Instruction:
Return the listing below verbatim. Pictures do not belong in the copy.

--- Begin Entries shown ---

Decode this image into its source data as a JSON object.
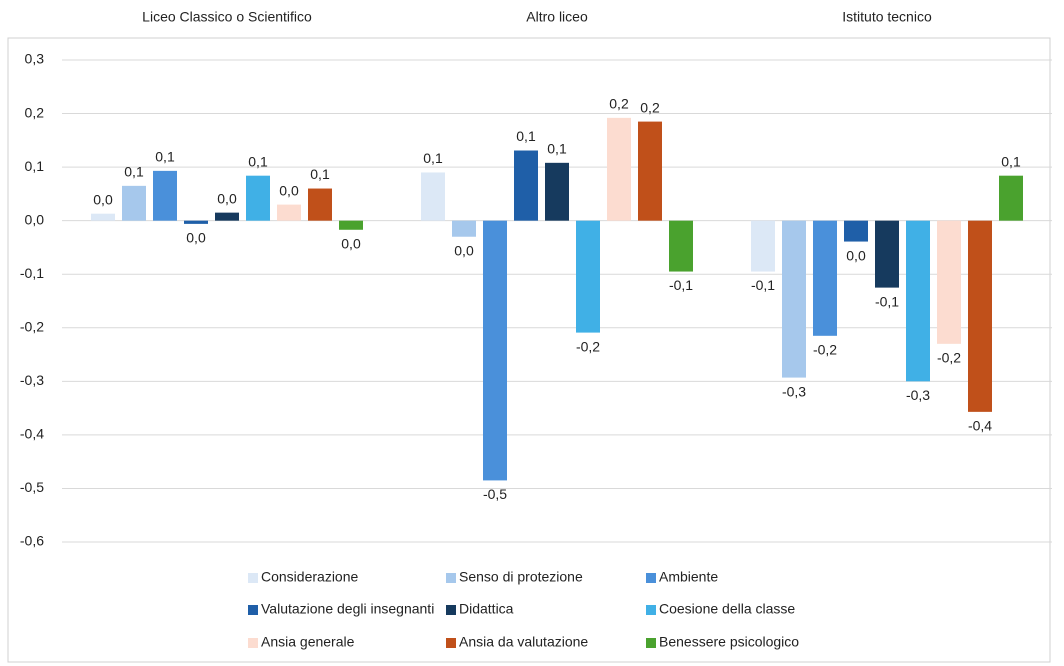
{
  "chart_data": {
    "type": "bar",
    "categories": [
      "Liceo Classico o Scientifico",
      "Altro liceo",
      "Istituto tecnico"
    ],
    "series": [
      {
        "name": "Considerazione",
        "color": "#dce8f6",
        "values": [
          0.013,
          0.09,
          -0.095
        ],
        "value_labels": [
          "0,0",
          "0,1",
          "-0,1"
        ]
      },
      {
        "name": "Senso di protezione",
        "color": "#a6c8ec",
        "values": [
          0.065,
          -0.03,
          -0.293
        ],
        "value_labels": [
          "0,1",
          "0,0",
          "-0,3"
        ]
      },
      {
        "name": "Ambiente",
        "color": "#4a90da",
        "values": [
          0.093,
          -0.485,
          -0.215
        ],
        "value_labels": [
          "0,1",
          "-0,5",
          "-0,2"
        ]
      },
      {
        "name": "Valutazione degli insegnanti",
        "color": "#1f5fa8",
        "values": [
          -0.006,
          0.131,
          -0.039
        ],
        "value_labels": [
          "0,0",
          "0,1",
          "0,0"
        ]
      },
      {
        "name": "Didattica",
        "color": "#163a5e",
        "values": [
          0.015,
          0.108,
          -0.125
        ],
        "value_labels": [
          "0,0",
          "0,1",
          "-0,1"
        ]
      },
      {
        "name": "Coesione della classe",
        "color": "#40b0e6",
        "values": [
          0.084,
          -0.209,
          -0.3
        ],
        "value_labels": [
          "0,1",
          "-0,2",
          "-0,3"
        ]
      },
      {
        "name": "Ansia generale",
        "color": "#fcdcd0",
        "values": [
          0.03,
          0.192,
          -0.23
        ],
        "value_labels": [
          "0,0",
          "0,2",
          "-0,2"
        ]
      },
      {
        "name": "Ansia da valutazione",
        "color": "#c0501a",
        "values": [
          0.06,
          0.185,
          -0.357
        ],
        "value_labels": [
          "0,1",
          "0,2",
          "-0,4"
        ]
      },
      {
        "name": "Benessere psicologico",
        "color": "#4aa22e",
        "values": [
          -0.017,
          -0.095,
          0.084
        ],
        "value_labels": [
          "0,0",
          "-0,1",
          "0,1"
        ]
      }
    ],
    "ylim": [
      -0.6,
      0.3
    ],
    "yticks": [
      {
        "value": -0.6,
        "label": "-0,6"
      },
      {
        "value": -0.5,
        "label": "-0,5"
      },
      {
        "value": -0.4,
        "label": "-0,4"
      },
      {
        "value": -0.3,
        "label": "-0,3"
      },
      {
        "value": -0.2,
        "label": "-0,2"
      },
      {
        "value": -0.1,
        "label": "-0,1"
      },
      {
        "value": 0,
        "label": "0,0"
      },
      {
        "value": 0.1,
        "label": "0,1"
      },
      {
        "value": 0.2,
        "label": "0,2"
      },
      {
        "value": 0.3,
        "label": "0,3"
      }
    ],
    "grid": true,
    "legend": "bottom"
  }
}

--- End Entries shown ---

Answer for the task:
Decode this image into its source data as a JSON object.
{
  "chart_data": {
    "type": "bar",
    "categories": [
      "Liceo Classico o Scientifico",
      "Altro liceo",
      "Istituto tecnico"
    ],
    "series": [
      {
        "name": "Considerazione",
        "color": "#dce8f6",
        "values": [
          0.013,
          0.09,
          -0.095
        ],
        "value_labels": [
          "0,0",
          "0,1",
          "-0,1"
        ]
      },
      {
        "name": "Senso di protezione",
        "color": "#a6c8ec",
        "values": [
          0.065,
          -0.03,
          -0.293
        ],
        "value_labels": [
          "0,1",
          "0,0",
          "-0,3"
        ]
      },
      {
        "name": "Ambiente",
        "color": "#4a90da",
        "values": [
          0.093,
          -0.485,
          -0.215
        ],
        "value_labels": [
          "0,1",
          "-0,5",
          "-0,2"
        ]
      },
      {
        "name": "Valutazione degli insegnanti",
        "color": "#1f5fa8",
        "values": [
          -0.006,
          0.131,
          -0.039
        ],
        "value_labels": [
          "0,0",
          "0,1",
          "0,0"
        ]
      },
      {
        "name": "Didattica",
        "color": "#163a5e",
        "values": [
          0.015,
          0.108,
          -0.125
        ],
        "value_labels": [
          "0,0",
          "0,1",
          "-0,1"
        ]
      },
      {
        "name": "Coesione della classe",
        "color": "#40b0e6",
        "values": [
          0.084,
          -0.209,
          -0.3
        ],
        "value_labels": [
          "0,1",
          "-0,2",
          "-0,3"
        ]
      },
      {
        "name": "Ansia generale",
        "color": "#fcdcd0",
        "values": [
          0.03,
          0.192,
          -0.23
        ],
        "value_labels": [
          "0,0",
          "0,2",
          "-0,2"
        ]
      },
      {
        "name": "Ansia da valutazione",
        "color": "#c0501a",
        "values": [
          0.06,
          0.185,
          -0.357
        ],
        "value_labels": [
          "0,1",
          "0,2",
          "-0,4"
        ]
      },
      {
        "name": "Benessere psicologico",
        "color": "#4aa22e",
        "values": [
          -0.017,
          -0.095,
          0.084
        ],
        "value_labels": [
          "0,0",
          "-0,1",
          "0,1"
        ]
      }
    ],
    "ylim": [
      -0.6,
      0.3
    ],
    "yticks": [
      {
        "value": -0.6,
        "label": "-0,6"
      },
      {
        "value": -0.5,
        "label": "-0,5"
      },
      {
        "value": -0.4,
        "label": "-0,4"
      },
      {
        "value": -0.3,
        "label": "-0,3"
      },
      {
        "value": -0.2,
        "label": "-0,2"
      },
      {
        "value": -0.1,
        "label": "-0,1"
      },
      {
        "value": 0,
        "label": "0,0"
      },
      {
        "value": 0.1,
        "label": "0,1"
      },
      {
        "value": 0.2,
        "label": "0,2"
      },
      {
        "value": 0.3,
        "label": "0,3"
      }
    ],
    "grid": true,
    "legend": "bottom"
  }
}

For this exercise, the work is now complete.